** start of Data supplied **

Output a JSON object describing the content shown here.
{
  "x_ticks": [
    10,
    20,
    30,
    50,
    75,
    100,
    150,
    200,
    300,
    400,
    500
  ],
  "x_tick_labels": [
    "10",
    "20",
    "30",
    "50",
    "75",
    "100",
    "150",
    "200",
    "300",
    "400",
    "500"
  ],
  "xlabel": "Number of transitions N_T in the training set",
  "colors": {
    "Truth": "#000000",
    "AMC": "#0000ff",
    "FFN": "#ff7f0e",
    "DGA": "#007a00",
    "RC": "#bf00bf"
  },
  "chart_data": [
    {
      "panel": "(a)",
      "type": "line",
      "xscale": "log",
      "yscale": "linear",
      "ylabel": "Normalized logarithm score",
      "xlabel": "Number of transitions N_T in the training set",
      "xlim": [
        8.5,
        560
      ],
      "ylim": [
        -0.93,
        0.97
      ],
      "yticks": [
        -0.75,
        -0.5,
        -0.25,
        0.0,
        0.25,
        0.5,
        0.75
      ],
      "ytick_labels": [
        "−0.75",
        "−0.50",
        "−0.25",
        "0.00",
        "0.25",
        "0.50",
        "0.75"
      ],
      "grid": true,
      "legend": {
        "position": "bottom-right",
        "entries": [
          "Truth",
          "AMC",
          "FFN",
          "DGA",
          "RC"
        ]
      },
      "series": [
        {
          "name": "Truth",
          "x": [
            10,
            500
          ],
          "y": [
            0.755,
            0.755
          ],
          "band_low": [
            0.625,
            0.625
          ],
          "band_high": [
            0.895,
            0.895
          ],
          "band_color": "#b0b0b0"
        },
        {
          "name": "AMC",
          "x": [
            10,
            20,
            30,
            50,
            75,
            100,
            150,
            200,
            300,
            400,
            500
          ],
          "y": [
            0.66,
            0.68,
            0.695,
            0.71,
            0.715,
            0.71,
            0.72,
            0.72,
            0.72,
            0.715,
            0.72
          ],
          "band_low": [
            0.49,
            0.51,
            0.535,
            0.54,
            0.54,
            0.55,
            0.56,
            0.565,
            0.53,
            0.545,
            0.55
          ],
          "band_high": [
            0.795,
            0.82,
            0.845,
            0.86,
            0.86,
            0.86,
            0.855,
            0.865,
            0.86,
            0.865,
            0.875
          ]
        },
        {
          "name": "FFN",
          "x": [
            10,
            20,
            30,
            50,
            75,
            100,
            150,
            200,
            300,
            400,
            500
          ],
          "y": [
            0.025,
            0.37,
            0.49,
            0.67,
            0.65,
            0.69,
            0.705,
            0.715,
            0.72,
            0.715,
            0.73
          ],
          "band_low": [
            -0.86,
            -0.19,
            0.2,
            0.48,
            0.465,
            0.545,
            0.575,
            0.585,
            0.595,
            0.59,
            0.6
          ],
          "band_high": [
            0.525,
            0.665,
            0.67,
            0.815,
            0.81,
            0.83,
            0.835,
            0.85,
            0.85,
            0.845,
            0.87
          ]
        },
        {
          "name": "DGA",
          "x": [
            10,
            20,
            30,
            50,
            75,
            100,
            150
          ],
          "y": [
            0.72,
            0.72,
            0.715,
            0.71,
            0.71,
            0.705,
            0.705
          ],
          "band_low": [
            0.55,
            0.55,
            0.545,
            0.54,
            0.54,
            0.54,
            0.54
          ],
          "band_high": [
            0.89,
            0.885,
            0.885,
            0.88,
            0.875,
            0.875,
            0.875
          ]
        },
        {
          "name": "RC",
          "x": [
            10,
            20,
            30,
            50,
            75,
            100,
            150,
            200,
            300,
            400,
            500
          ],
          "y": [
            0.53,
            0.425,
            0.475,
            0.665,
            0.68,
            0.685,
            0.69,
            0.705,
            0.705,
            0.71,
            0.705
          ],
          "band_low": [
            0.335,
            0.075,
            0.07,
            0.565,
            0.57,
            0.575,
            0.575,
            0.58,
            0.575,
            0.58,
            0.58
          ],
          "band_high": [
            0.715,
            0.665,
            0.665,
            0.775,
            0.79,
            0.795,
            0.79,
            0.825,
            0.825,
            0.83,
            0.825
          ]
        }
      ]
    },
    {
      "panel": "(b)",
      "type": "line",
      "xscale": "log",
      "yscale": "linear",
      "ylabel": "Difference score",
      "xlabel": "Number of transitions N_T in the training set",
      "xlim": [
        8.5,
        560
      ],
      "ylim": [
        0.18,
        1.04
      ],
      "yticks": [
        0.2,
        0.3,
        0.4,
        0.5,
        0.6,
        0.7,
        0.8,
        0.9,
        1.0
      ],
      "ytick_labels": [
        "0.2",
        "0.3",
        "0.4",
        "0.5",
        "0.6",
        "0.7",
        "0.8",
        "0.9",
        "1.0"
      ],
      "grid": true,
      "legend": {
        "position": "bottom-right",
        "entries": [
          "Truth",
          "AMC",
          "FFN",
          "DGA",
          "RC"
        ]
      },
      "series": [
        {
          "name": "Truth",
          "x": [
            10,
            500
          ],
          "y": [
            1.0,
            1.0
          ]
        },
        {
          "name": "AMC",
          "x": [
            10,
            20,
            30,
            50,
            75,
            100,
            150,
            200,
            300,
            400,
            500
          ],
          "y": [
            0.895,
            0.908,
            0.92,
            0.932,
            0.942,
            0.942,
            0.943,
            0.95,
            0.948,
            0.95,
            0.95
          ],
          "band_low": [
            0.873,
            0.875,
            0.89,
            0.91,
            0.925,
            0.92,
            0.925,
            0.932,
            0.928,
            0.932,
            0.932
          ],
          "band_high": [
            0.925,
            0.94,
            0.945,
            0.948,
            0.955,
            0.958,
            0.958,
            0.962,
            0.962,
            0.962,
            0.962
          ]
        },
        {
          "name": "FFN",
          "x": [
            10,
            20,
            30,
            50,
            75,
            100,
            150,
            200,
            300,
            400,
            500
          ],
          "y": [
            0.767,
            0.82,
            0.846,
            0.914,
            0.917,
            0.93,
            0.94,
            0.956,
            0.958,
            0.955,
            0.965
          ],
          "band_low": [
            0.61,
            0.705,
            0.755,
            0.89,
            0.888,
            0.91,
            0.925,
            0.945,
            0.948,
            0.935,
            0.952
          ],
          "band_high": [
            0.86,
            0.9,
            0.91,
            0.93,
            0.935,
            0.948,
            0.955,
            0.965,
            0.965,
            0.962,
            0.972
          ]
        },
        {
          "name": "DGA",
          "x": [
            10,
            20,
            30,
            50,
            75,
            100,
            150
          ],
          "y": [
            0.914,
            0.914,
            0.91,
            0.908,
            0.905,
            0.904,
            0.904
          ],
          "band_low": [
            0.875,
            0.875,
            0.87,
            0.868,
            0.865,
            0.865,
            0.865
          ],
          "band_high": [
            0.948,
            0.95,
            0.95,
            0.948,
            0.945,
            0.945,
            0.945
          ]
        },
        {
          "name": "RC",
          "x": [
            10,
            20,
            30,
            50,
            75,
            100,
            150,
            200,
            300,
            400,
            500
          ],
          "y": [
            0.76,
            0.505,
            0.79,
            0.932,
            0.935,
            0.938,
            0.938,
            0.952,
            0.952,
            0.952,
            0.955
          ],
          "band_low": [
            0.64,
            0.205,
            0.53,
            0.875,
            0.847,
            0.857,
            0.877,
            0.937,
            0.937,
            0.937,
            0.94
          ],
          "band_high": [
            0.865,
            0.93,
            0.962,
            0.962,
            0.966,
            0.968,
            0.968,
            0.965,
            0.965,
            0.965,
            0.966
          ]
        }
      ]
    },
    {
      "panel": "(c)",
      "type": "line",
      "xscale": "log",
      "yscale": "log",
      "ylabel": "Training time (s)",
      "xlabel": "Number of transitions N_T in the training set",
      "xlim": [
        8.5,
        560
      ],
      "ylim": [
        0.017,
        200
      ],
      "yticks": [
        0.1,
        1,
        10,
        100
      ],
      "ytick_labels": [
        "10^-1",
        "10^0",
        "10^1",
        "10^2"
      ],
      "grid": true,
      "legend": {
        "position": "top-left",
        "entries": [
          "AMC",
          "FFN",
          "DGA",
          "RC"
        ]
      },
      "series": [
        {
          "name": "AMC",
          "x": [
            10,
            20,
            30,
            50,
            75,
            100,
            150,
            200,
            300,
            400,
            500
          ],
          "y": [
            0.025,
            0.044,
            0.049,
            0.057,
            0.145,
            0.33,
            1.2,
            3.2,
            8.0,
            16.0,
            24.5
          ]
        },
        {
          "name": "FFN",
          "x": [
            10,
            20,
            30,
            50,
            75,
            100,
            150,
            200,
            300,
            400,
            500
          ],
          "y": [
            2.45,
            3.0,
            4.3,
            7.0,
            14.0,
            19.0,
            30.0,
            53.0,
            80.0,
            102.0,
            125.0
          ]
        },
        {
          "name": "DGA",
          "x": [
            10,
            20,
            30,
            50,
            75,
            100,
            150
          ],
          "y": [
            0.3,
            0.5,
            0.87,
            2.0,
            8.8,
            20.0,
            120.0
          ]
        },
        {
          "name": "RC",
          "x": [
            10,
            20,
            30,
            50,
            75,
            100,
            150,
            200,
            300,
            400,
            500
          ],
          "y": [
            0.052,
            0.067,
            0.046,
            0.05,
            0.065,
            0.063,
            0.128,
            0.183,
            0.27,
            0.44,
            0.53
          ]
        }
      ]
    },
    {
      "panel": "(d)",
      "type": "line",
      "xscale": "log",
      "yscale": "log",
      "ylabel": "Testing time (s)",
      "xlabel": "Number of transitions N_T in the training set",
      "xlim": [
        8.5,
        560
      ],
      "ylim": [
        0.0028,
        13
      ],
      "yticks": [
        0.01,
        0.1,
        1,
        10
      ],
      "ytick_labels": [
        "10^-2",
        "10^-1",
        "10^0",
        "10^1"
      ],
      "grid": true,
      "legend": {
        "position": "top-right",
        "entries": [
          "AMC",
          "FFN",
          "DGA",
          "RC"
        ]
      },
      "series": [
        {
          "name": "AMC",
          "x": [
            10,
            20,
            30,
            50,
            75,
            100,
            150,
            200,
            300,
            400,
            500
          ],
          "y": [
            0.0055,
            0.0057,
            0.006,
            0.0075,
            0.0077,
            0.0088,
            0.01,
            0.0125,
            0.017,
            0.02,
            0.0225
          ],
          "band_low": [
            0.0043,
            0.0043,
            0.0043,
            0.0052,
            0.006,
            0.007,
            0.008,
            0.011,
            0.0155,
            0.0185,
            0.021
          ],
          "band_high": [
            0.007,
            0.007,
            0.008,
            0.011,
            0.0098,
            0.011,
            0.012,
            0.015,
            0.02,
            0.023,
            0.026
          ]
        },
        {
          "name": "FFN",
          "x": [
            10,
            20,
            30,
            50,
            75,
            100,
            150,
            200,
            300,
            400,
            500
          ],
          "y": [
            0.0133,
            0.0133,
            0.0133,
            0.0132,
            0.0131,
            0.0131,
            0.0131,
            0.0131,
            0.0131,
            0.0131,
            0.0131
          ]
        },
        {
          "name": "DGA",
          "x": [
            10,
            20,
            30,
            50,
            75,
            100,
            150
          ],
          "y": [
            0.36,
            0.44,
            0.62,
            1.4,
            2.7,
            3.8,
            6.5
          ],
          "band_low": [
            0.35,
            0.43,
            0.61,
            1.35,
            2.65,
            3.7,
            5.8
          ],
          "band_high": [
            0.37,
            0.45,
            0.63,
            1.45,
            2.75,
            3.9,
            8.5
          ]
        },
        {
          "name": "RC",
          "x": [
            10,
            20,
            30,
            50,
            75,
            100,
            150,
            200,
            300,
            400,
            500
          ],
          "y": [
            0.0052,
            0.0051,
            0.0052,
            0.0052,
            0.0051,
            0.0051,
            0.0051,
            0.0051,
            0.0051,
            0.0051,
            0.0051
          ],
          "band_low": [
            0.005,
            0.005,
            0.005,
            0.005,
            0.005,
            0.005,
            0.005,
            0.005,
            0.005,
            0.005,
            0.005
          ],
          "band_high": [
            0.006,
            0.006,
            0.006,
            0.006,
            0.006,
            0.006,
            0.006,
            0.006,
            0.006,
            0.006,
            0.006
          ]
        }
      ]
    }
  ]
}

** end of Data supplied **

Problem to solve ▸
Select the lines from the entries that include the word "position".

Exercise result ▸
        "position": "bottom-right",
        "position": "bottom-right",
        "position": "top-left",
        "position": "top-right",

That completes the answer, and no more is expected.